SHORT PROBLEM: Pick out each line of the records in which the word "Ζημιά" appears.

DATA IN THIS EXERCISE:
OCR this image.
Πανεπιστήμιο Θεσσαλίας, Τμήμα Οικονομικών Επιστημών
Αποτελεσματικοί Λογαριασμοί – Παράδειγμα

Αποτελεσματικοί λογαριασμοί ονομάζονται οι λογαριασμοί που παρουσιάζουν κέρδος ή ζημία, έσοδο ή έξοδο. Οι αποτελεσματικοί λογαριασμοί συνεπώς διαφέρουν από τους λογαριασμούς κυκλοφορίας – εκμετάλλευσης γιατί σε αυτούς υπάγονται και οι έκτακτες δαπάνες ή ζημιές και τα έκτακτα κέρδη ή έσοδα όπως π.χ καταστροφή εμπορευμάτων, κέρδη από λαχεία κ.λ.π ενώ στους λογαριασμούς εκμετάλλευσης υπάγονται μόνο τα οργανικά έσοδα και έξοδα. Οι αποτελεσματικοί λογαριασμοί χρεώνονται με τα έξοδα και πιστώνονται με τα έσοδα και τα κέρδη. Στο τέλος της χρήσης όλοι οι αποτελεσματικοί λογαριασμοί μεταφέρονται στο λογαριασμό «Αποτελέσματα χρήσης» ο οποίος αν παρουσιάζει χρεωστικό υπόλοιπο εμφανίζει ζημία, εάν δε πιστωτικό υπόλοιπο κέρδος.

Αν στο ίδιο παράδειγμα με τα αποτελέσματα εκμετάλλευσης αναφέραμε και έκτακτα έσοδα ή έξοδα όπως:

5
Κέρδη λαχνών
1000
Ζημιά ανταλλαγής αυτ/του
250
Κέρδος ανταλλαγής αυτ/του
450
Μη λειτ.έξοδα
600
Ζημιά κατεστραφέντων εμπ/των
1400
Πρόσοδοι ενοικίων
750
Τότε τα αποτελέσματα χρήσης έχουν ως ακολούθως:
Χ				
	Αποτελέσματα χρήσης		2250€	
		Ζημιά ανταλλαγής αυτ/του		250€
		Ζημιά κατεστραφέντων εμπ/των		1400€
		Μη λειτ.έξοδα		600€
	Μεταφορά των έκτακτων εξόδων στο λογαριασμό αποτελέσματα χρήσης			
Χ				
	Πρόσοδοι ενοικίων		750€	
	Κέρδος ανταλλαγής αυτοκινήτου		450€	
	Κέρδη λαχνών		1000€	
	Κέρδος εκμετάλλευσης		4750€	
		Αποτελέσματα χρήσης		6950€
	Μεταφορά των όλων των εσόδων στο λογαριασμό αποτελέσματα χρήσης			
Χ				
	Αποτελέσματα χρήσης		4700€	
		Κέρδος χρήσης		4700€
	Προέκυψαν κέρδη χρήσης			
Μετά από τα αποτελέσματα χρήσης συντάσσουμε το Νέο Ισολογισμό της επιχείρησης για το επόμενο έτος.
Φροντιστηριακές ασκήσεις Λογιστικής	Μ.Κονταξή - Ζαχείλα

FULL SOLUTION:
Ζημιά ανταλλαγής αυτ/του
Ζημιά κατεστραφέντων εμπ/των
		Ζημιά ανταλλαγής αυτ/του		250€
		Ζημιά κατεστραφέντων εμπ/των		1400€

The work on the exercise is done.